**STATED TASK**
Each record is to be printed again precisely as it reads.

═════ DATASET CONTENT

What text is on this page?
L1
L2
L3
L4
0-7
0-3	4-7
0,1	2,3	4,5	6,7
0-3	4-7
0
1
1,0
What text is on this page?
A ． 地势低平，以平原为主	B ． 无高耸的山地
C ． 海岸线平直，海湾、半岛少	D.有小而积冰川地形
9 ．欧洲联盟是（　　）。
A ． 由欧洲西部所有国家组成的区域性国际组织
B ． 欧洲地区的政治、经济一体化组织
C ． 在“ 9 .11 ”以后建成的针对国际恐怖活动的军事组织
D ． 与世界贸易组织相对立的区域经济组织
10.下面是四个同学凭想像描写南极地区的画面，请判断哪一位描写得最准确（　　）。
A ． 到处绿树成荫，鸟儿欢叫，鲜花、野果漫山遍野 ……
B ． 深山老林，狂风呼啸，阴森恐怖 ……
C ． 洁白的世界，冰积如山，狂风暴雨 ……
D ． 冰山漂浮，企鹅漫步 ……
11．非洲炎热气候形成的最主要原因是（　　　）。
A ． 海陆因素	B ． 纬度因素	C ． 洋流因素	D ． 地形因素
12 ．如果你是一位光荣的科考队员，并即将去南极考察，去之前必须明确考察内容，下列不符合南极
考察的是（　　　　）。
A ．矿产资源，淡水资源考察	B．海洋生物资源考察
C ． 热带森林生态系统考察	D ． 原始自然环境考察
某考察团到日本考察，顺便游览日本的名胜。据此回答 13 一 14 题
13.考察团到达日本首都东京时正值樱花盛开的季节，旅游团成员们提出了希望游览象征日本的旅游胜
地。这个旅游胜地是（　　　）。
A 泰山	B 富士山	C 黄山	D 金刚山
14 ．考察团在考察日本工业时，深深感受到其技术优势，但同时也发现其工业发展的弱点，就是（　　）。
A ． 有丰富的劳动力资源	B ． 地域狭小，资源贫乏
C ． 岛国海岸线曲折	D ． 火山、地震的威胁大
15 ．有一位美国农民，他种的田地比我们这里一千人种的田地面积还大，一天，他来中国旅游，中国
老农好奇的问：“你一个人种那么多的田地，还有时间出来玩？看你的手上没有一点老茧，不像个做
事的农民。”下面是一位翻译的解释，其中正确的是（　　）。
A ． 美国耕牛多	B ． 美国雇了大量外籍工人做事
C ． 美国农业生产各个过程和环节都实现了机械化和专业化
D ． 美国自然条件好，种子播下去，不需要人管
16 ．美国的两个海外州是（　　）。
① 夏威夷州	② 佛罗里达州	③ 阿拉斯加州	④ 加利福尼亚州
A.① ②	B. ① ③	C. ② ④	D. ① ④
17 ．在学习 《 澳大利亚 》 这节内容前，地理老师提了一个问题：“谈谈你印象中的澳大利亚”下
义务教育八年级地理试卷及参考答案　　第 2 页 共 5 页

══════════

**WRITTEN RESPONSE**
What text is on this page?
L1
L2
L3
L4
0-7
0-3	4-7
0,1	2,3	4,5	6,7
0-3	4-7
0
1
1,0
What text is on this page?
A ． 地势低平，以平原为主	B ． 无高耸的山地
C ． 海岸线平直，海湾、半岛少	D.有小而积冰川地形
9 ．欧洲联盟是（　　）。
A ． 由欧洲西部所有国家组成的区域性国际组织
B ． 欧洲地区的政治、经济一体化组织
C ． 在“ 9 .11 ”以后建成的针对国际恐怖活动的军事组织
D ． 与世界贸易组织相对立的区域经济组织
10.下面是四个同学凭想像描写南极地区的画面，请判断哪一位描写得最准确（　　）。
A ． 到处绿树成荫，鸟儿欢叫，鲜花、野果漫山遍野 ……
B ． 深山老林，狂风呼啸，阴森恐怖 ……
C ． 洁白的世界，冰积如山，狂风暴雨 ……
D ． 冰山漂浮，企鹅漫步 ……
11．非洲炎热气候形成的最主要原因是（　　　）。
A ． 海陆因素	B ． 纬度因素	C ． 洋流因素	D ． 地形因素
12 ．如果你是一位光荣的科考队员，并即将去南极考察，去之前必须明确考察内容，下列不符合南极
考察的是（　　　　）。
A ．矿产资源，淡水资源考察	B．海洋生物资源考察
C ． 热带森林生态系统考察	D ． 原始自然环境考察
某考察团到日本考察，顺便游览日本的名胜。据此回答 13 一 14 题
13.考察团到达日本首都东京时正值樱花盛开的季节，旅游团成员们提出了希望游览象征日本的旅游胜
地。这个旅游胜地是（　　　）。
A 泰山	B 富士山	C 黄山	D 金刚山
14 ．考察团在考察日本工业时，深深感受到其技术优势，但同时也发现其工业发展的弱点，就是（　　）。
A ． 有丰富的劳动力资源	B ． 地域狭小，资源贫乏
C ． 岛国海岸线曲折	D ． 火山、地震的威胁大
15 ．有一位美国农民，他种的田地比我们这里一千人种的田地面积还大，一天，他来中国旅游，中国
老农好奇的问：“你一个人种那么多的田地，还有时间出来玩？看你的手上没有一点老茧，不像个做
事的农民。”下面是一位翻译的解释，其中正确的是（　　）。
A ． 美国耕牛多	B ． 美国雇了大量外籍工人做事
C ． 美国农业生产各个过程和环节都实现了机械化和专业化
D ． 美国自然条件好，种子播下去，不需要人管
16 ．美国的两个海外州是（　　）。
① 夏威夷州	② 佛罗里达州	③ 阿拉斯加州	④ 加利福尼亚州
A.① ②	B. ① ③	C. ② ④	D. ① ④
17 ．在学习 《 澳大利亚 》 这节内容前，地理老师提了一个问题：“谈谈你印象中的澳大利亚”下
义务教育八年级地理试卷及参考答案　　第 2 页 共 5 页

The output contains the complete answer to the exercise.